- [Task prompt]
Transcribe every line exactly and omit anything that is a picture.

+++

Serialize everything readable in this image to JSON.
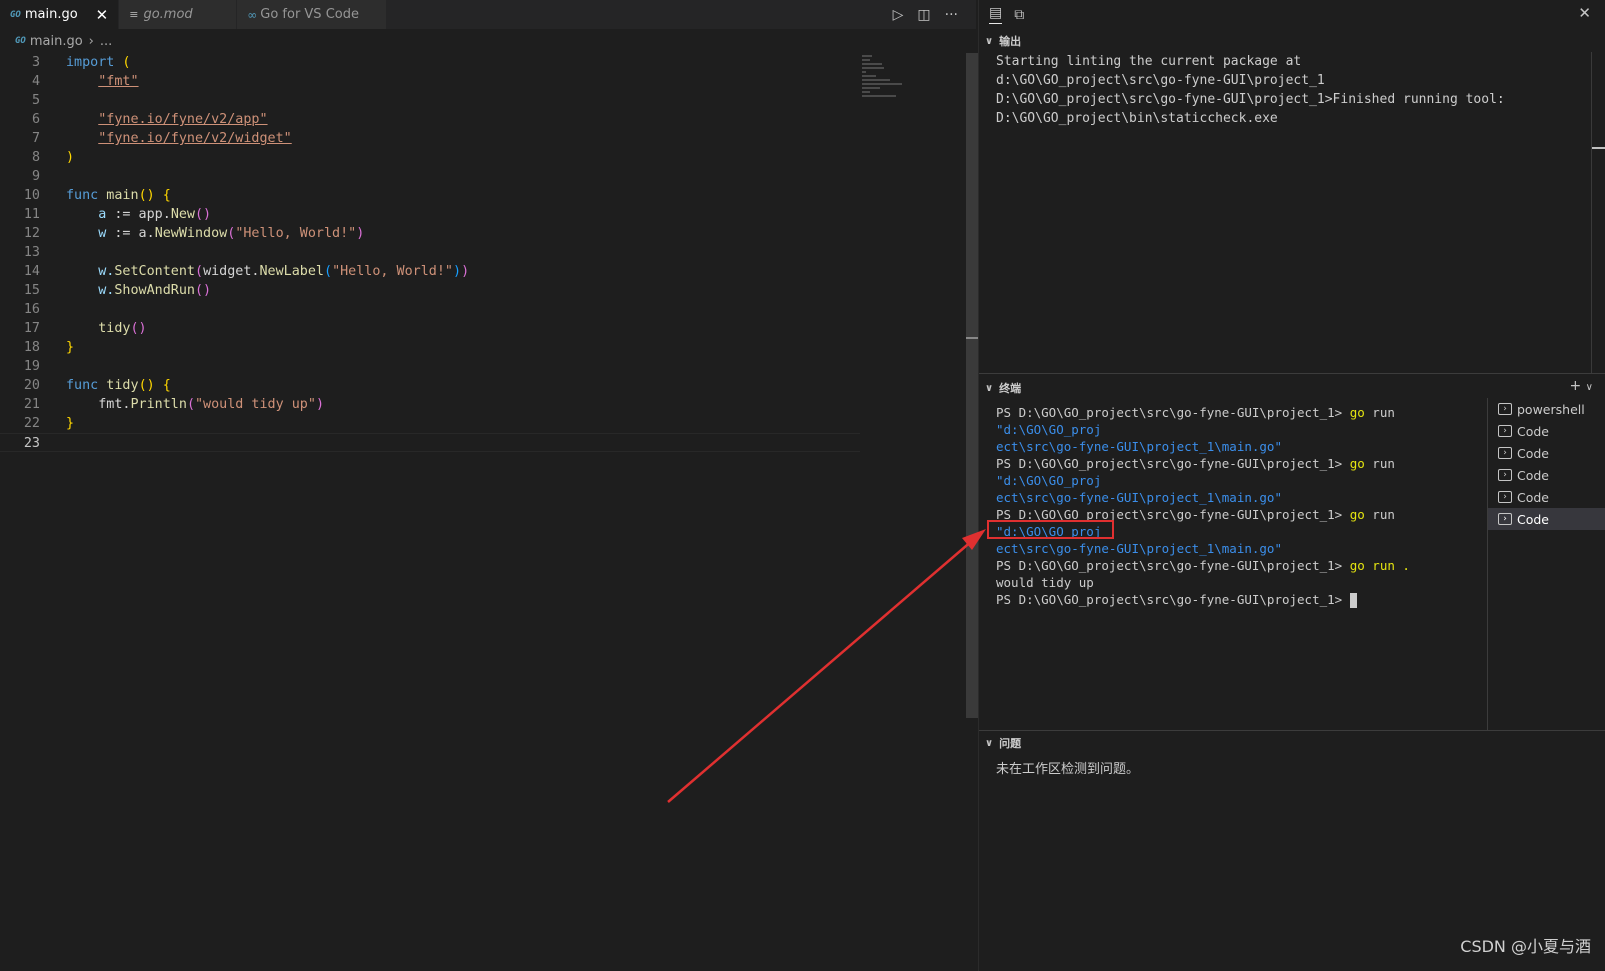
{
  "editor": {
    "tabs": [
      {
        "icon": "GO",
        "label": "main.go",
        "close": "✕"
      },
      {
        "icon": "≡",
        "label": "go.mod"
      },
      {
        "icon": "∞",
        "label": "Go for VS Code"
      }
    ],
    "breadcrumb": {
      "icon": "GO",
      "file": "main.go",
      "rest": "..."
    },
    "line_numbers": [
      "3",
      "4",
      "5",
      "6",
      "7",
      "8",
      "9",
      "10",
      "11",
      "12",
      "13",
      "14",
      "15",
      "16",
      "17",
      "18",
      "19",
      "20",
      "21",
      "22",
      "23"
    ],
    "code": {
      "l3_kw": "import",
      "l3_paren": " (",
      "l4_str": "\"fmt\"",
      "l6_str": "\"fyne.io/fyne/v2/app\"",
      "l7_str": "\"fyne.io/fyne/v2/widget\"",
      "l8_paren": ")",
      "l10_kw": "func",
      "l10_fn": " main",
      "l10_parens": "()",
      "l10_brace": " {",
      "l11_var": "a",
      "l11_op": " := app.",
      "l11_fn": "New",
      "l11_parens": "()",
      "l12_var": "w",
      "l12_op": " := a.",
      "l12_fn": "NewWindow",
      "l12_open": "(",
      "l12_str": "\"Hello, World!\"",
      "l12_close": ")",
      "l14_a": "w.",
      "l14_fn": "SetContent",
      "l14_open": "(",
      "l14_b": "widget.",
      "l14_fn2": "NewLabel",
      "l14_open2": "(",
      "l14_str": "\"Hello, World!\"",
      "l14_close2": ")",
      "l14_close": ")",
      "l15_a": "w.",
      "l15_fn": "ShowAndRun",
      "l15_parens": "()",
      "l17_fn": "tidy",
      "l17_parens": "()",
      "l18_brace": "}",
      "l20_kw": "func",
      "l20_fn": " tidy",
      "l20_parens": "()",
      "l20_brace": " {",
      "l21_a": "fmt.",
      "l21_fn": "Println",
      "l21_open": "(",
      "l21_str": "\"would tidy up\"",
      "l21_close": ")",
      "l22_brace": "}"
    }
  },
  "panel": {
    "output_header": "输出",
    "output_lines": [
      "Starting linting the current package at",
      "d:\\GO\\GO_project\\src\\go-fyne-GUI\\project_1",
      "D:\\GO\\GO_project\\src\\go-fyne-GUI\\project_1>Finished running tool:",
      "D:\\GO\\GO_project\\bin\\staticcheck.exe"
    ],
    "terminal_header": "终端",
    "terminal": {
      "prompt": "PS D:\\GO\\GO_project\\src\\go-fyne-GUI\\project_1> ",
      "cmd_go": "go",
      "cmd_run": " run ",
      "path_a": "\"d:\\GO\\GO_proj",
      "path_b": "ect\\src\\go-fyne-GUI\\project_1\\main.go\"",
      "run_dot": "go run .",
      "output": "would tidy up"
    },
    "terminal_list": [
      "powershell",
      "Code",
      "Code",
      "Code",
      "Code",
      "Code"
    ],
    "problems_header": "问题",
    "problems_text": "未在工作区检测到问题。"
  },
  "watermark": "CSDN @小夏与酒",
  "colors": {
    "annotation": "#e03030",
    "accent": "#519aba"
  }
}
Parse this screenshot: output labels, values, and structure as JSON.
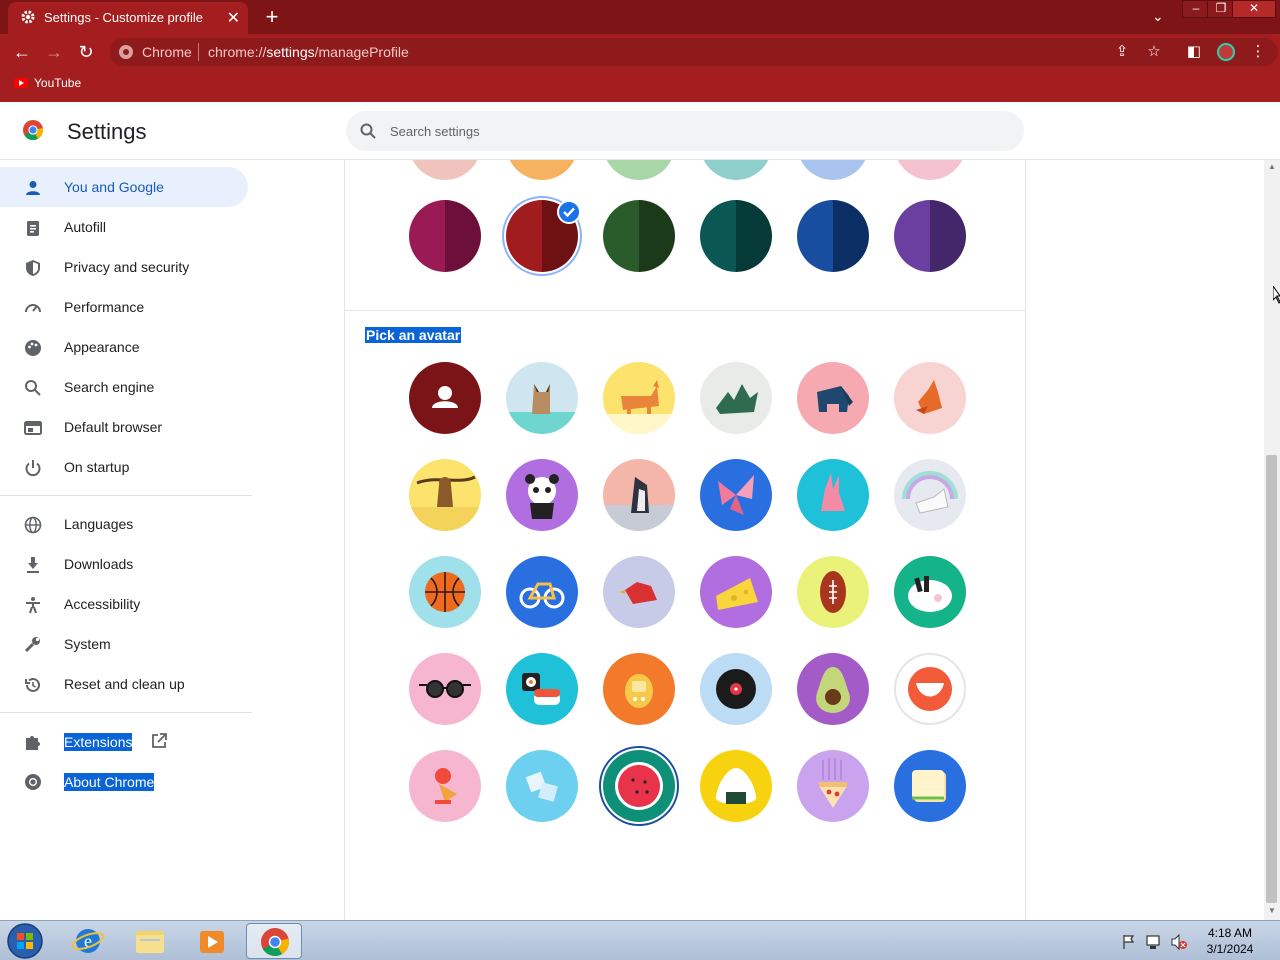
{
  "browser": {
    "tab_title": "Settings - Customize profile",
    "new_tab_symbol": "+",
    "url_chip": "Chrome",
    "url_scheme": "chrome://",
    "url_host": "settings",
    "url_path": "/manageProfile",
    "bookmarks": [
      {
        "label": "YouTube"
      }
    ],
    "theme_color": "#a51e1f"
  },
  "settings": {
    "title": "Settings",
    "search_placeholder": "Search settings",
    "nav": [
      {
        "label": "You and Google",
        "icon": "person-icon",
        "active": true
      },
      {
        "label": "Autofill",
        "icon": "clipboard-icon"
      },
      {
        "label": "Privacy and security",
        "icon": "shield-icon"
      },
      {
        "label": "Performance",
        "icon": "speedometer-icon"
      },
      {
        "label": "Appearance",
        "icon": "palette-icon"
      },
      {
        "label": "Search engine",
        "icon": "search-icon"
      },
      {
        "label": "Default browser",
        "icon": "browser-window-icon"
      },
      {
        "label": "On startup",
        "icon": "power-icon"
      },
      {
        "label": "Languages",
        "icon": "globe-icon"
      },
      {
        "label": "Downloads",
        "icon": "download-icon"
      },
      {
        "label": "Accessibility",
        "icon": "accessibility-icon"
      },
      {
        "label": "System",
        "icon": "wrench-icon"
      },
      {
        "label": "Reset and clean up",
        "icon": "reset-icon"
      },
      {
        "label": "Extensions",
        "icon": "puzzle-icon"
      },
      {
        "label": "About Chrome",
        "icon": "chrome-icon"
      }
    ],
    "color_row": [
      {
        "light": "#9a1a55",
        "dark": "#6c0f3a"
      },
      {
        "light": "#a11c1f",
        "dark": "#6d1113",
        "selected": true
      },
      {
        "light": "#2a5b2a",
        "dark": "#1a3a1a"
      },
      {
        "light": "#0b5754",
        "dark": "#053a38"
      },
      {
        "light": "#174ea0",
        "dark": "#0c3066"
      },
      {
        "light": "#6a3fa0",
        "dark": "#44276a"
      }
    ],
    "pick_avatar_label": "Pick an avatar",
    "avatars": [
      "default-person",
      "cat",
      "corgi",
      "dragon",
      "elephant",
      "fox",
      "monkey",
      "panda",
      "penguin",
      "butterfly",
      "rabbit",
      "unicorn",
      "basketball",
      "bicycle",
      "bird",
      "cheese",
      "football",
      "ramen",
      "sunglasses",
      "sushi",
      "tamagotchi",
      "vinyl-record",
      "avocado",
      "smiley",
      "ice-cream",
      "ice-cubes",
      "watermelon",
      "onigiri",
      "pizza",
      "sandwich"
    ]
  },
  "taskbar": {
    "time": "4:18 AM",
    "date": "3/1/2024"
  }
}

+++

- [Reply to the task]
Serialize everything readable in this image to JSON.
{
  "editor": {
    "tabs": [
      {
        "icon": "GO",
        "label": "main.go",
        "close": "✕"
      },
      {
        "icon": "≡",
        "label": "go.mod"
      },
      {
        "icon": "∞",
        "label": "Go for VS Code"
      }
    ],
    "breadcrumb": {
      "icon": "GO",
      "file": "main.go",
      "rest": "..."
    },
    "line_numbers": [
      "3",
      "4",
      "5",
      "6",
      "7",
      "8",
      "9",
      "10",
      "11",
      "12",
      "13",
      "14",
      "15",
      "16",
      "17",
      "18",
      "19",
      "20",
      "21",
      "22",
      "23"
    ],
    "code": {
      "l3_kw": "import",
      "l3_paren": " (",
      "l4_str": "\"fmt\"",
      "l6_str": "\"fyne.io/fyne/v2/app\"",
      "l7_str": "\"fyne.io/fyne/v2/widget\"",
      "l8_paren": ")",
      "l10_kw": "func",
      "l10_fn": " main",
      "l10_parens": "()",
      "l10_brace": " {",
      "l11_var": "a",
      "l11_op": " := app.",
      "l11_fn": "New",
      "l11_parens": "()",
      "l12_var": "w",
      "l12_op": " := a.",
      "l12_fn": "NewWindow",
      "l12_open": "(",
      "l12_str": "\"Hello, World!\"",
      "l12_close": ")",
      "l14_a": "w.",
      "l14_fn": "SetContent",
      "l14_open": "(",
      "l14_b": "widget.",
      "l14_fn2": "NewLabel",
      "l14_open2": "(",
      "l14_str": "\"Hello, World!\"",
      "l14_close2": ")",
      "l14_close": ")",
      "l15_a": "w.",
      "l15_fn": "ShowAndRun",
      "l15_parens": "()",
      "l17_fn": "tidy",
      "l17_parens": "()",
      "l18_brace": "}",
      "l20_kw": "func",
      "l20_fn": " tidy",
      "l20_parens": "()",
      "l20_brace": " {",
      "l21_a": "fmt.",
      "l21_fn": "Println",
      "l21_open": "(",
      "l21_str": "\"would tidy up\"",
      "l21_close": ")",
      "l22_brace": "}"
    }
  },
  "panel": {
    "output_header": "输出",
    "output_lines": [
      "Starting linting the current package at",
      "d:\\GO\\GO_project\\src\\go-fyne-GUI\\project_1",
      "D:\\GO\\GO_project\\src\\go-fyne-GUI\\project_1>Finished running tool:",
      "D:\\GO\\GO_project\\bin\\staticcheck.exe"
    ],
    "terminal_header": "终端",
    "terminal": {
      "prompt": "PS D:\\GO\\GO_project\\src\\go-fyne-GUI\\project_1> ",
      "cmd_go": "go",
      "cmd_run": " run ",
      "path_a": "\"d:\\GO\\GO_proj",
      "path_b": "ect\\src\\go-fyne-GUI\\project_1\\main.go\"",
      "run_dot": "go run .",
      "output": "would tidy up"
    },
    "terminal_list": [
      "powershell",
      "Code",
      "Code",
      "Code",
      "Code",
      "Code"
    ],
    "problems_header": "问题",
    "problems_text": "未在工作区检测到问题。"
  },
  "watermark": "CSDN @小夏与酒",
  "colors": {
    "annotation": "#e03030",
    "accent": "#519aba"
  }
}
Parse this screenshot: output labels, values, and structure as JSON.
{
  "browser": {
    "tab_title": "Settings - Customize profile",
    "new_tab_symbol": "+",
    "url_chip": "Chrome",
    "url_scheme": "chrome://",
    "url_host": "settings",
    "url_path": "/manageProfile",
    "bookmarks": [
      {
        "label": "YouTube"
      }
    ],
    "theme_color": "#a51e1f"
  },
  "settings": {
    "title": "Settings",
    "search_placeholder": "Search settings",
    "nav": [
      {
        "label": "You and Google",
        "icon": "person-icon",
        "active": true
      },
      {
        "label": "Autofill",
        "icon": "clipboard-icon"
      },
      {
        "label": "Privacy and security",
        "icon": "shield-icon"
      },
      {
        "label": "Performance",
        "icon": "speedometer-icon"
      },
      {
        "label": "Appearance",
        "icon": "palette-icon"
      },
      {
        "label": "Search engine",
        "icon": "search-icon"
      },
      {
        "label": "Default browser",
        "icon": "browser-window-icon"
      },
      {
        "label": "On startup",
        "icon": "power-icon"
      },
      {
        "label": "Languages",
        "icon": "globe-icon"
      },
      {
        "label": "Downloads",
        "icon": "download-icon"
      },
      {
        "label": "Accessibility",
        "icon": "accessibility-icon"
      },
      {
        "label": "System",
        "icon": "wrench-icon"
      },
      {
        "label": "Reset and clean up",
        "icon": "reset-icon"
      },
      {
        "label": "Extensions",
        "icon": "puzzle-icon"
      },
      {
        "label": "About Chrome",
        "icon": "chrome-icon"
      }
    ],
    "color_row": [
      {
        "light": "#9a1a55",
        "dark": "#6c0f3a"
      },
      {
        "light": "#a11c1f",
        "dark": "#6d1113",
        "selected": true
      },
      {
        "light": "#2a5b2a",
        "dark": "#1a3a1a"
      },
      {
        "light": "#0b5754",
        "dark": "#053a38"
      },
      {
        "light": "#174ea0",
        "dark": "#0c3066"
      },
      {
        "light": "#6a3fa0",
        "dark": "#44276a"
      }
    ],
    "pick_avatar_label": "Pick an avatar",
    "avatars": [
      "default-person",
      "cat",
      "corgi",
      "dragon",
      "elephant",
      "fox",
      "monkey",
      "panda",
      "penguin",
      "butterfly",
      "rabbit",
      "unicorn",
      "basketball",
      "bicycle",
      "bird",
      "cheese",
      "football",
      "ramen",
      "sunglasses",
      "sushi",
      "tamagotchi",
      "vinyl-record",
      "avocado",
      "smiley",
      "ice-cream",
      "ice-cubes",
      "watermelon",
      "onigiri",
      "pizza",
      "sandwich"
    ]
  },
  "taskbar": {
    "time": "4:18 AM",
    "date": "3/1/2024"
  }
}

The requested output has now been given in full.